Return the listing below word for word.

··· Records to process

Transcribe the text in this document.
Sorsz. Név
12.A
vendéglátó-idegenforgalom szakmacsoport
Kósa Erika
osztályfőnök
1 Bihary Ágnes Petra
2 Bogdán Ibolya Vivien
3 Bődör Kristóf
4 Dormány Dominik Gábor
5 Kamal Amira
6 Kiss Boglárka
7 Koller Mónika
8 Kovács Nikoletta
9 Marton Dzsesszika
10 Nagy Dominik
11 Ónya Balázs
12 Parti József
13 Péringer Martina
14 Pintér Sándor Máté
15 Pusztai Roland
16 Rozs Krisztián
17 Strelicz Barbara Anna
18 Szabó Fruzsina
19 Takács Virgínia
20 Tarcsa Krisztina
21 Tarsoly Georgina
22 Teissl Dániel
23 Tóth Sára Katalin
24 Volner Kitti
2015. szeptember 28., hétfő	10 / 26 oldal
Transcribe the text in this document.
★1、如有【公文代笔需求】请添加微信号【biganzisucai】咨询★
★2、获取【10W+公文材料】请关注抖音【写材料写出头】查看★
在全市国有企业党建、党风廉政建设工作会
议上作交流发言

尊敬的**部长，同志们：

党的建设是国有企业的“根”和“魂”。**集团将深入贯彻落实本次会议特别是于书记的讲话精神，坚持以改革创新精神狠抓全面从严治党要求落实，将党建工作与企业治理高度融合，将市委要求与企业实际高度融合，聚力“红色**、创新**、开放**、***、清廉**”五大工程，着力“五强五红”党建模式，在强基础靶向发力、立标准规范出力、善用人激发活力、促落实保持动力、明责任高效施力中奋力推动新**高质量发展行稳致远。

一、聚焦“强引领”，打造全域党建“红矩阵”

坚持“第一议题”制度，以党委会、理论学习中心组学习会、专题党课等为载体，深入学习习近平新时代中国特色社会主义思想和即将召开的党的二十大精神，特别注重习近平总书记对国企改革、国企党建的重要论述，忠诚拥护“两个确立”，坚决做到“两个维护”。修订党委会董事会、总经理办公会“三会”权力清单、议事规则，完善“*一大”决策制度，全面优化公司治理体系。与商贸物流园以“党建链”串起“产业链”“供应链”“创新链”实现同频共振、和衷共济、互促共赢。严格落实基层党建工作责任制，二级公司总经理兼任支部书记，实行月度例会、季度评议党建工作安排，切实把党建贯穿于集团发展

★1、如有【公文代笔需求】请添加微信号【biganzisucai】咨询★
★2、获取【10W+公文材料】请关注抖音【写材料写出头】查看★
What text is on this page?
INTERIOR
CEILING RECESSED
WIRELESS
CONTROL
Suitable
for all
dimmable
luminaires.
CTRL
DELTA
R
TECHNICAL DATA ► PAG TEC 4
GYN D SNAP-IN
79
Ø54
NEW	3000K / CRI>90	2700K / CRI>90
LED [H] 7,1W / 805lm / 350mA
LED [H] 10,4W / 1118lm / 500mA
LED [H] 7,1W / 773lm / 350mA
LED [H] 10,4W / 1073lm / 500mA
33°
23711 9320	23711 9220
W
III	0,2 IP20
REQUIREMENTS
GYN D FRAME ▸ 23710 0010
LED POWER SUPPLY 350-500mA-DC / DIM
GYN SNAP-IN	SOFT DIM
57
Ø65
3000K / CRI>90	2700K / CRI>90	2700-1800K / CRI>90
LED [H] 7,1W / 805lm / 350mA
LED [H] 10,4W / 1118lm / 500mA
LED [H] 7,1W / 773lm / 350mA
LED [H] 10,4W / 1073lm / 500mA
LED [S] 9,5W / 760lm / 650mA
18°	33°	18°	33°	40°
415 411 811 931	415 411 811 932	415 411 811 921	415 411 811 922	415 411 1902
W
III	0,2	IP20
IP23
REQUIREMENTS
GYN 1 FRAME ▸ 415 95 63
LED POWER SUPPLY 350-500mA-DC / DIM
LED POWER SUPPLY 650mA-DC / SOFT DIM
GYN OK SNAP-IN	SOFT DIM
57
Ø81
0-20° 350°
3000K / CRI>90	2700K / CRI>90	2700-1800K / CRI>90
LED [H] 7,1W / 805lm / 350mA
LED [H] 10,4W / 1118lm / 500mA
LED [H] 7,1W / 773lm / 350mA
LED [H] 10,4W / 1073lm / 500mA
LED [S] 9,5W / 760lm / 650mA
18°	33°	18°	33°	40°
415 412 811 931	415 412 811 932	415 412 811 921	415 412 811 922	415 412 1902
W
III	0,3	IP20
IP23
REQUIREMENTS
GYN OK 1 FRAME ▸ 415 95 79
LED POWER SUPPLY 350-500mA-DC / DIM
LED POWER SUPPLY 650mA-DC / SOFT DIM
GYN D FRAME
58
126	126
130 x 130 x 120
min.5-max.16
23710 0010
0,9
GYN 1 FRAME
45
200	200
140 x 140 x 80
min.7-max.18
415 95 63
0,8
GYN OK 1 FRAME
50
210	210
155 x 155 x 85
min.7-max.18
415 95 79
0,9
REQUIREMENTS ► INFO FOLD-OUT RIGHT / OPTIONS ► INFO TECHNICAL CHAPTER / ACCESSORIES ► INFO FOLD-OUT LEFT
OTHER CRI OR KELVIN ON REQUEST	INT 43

······

■ Task result:
Transcribe the text in this document.
Sorsz. Név
12.A
vendéglátó-idegenforgalom szakmacsoport
Kósa Erika
osztályfőnök
1 Bihary Ágnes Petra
2 Bogdán Ibolya Vivien
3 Bődör Kristóf
4 Dormány Dominik Gábor
5 Kamal Amira
6 Kiss Boglárka
7 Koller Mónika
8 Kovács Nikoletta
9 Marton Dzsesszika
10 Nagy Dominik
11 Ónya Balázs
12 Parti József
13 Péringer Martina
14 Pintér Sándor Máté
15 Pusztai Roland
16 Rozs Krisztián
17 Strelicz Barbara Anna
18 Szabó Fruzsina
19 Takács Virgínia
20 Tarcsa Krisztina
21 Tarsoly Georgina
22 Teissl Dániel
23 Tóth Sára Katalin
24 Volner Kitti
2015. szeptember 28., hétfő	10 / 26 oldal
Transcribe the text in this document.
★1、如有【公文代笔需求】请添加微信号【biganzisucai】咨询★
★2、获取【10W+公文材料】请关注抖音【写材料写出头】查看★
在全市国有企业党建、党风廉政建设工作会
议上作交流发言

尊敬的**部长，同志们：

党的建设是国有企业的“根”和“魂”。**集团将深入贯彻落实本次会议特别是于书记的讲话精神，坚持以改革创新精神狠抓全面从严治党要求落实，将党建工作与企业治理高度融合，将市委要求与企业实际高度融合，聚力“红色**、创新**、开放**、***、清廉**”五大工程，着力“五强五红”党建模式，在强基础靶向发力、立标准规范出力、善用人激发活力、促落实保持动力、明责任高效施力中奋力推动新**高质量发展行稳致远。

一、聚焦“强引领”，打造全域党建“红矩阵”

坚持“第一议题”制度，以党委会、理论学习中心组学习会、专题党课等为载体，深入学习习近平新时代中国特色社会主义思想和即将召开的党的二十大精神，特别注重习近平总书记对国企改革、国企党建的重要论述，忠诚拥护“两个确立”，坚决做到“两个维护”。修订党委会董事会、总经理办公会“三会”权力清单、议事规则，完善“*一大”决策制度，全面优化公司治理体系。与商贸物流园以“党建链”串起“产业链”“供应链”“创新链”实现同频共振、和衷共济、互促共赢。严格落实基层党建工作责任制，二级公司总经理兼任支部书记，实行月度例会、季度评议党建工作安排，切实把党建贯穿于集团发展

★1、如有【公文代笔需求】请添加微信号【biganzisucai】咨询★
★2、获取【10W+公文材料】请关注抖音【写材料写出头】查看★
What text is on this page?
INTERIOR
CEILING RECESSED
WIRELESS
CONTROL
Suitable
for all
dimmable
luminaires.
CTRL
DELTA
R
TECHNICAL DATA ► PAG TEC 4
GYN D SNAP-IN
79
Ø54
NEW	3000K / CRI>90	2700K / CRI>90
LED [H] 7,1W / 805lm / 350mA
LED [H] 10,4W / 1118lm / 500mA
LED [H] 7,1W / 773lm / 350mA
LED [H] 10,4W / 1073lm / 500mA
33°
23711 9320	23711 9220
W
III	0,2 IP20
REQUIREMENTS
GYN D FRAME ▸ 23710 0010
LED POWER SUPPLY 350-500mA-DC / DIM
GYN SNAP-IN	SOFT DIM
57
Ø65
3000K / CRI>90	2700K / CRI>90	2700-1800K / CRI>90
LED [H] 7,1W / 805lm / 350mA
LED [H] 10,4W / 1118lm / 500mA
LED [H] 7,1W / 773lm / 350mA
LED [H] 10,4W / 1073lm / 500mA
LED [S] 9,5W / 760lm / 650mA
18°	33°	18°	33°	40°
415 411 811 931	415 411 811 932	415 411 811 921	415 411 811 922	415 411 1902
W
III	0,2	IP20
IP23
REQUIREMENTS
GYN 1 FRAME ▸ 415 95 63
LED POWER SUPPLY 350-500mA-DC / DIM
LED POWER SUPPLY 650mA-DC / SOFT DIM
GYN OK SNAP-IN	SOFT DIM
57
Ø81
0-20° 350°
3000K / CRI>90	2700K / CRI>90	2700-1800K / CRI>90
LED [H] 7,1W / 805lm / 350mA
LED [H] 10,4W / 1118lm / 500mA
LED [H] 7,1W / 773lm / 350mA
LED [H] 10,4W / 1073lm / 500mA
LED [S] 9,5W / 760lm / 650mA
18°	33°	18°	33°	40°
415 412 811 931	415 412 811 932	415 412 811 921	415 412 811 922	415 412 1902
W
III	0,3	IP20
IP23
REQUIREMENTS
GYN OK 1 FRAME ▸ 415 95 79
LED POWER SUPPLY 350-500mA-DC / DIM
LED POWER SUPPLY 650mA-DC / SOFT DIM
GYN D FRAME
58
126	126
130 x 130 x 120
min.5-max.16
23710 0010
0,9
GYN 1 FRAME
45
200	200
140 x 140 x 80
min.7-max.18
415 95 63
0,8
GYN OK 1 FRAME
50
210	210
155 x 155 x 85
min.7-max.18
415 95 79
0,9
REQUIREMENTS ► INFO FOLD-OUT RIGHT / OPTIONS ► INFO TECHNICAL CHAPTER / ACCESSORIES ► INFO FOLD-OUT LEFT
OTHER CRI OR KELVIN ON REQUEST	INT 43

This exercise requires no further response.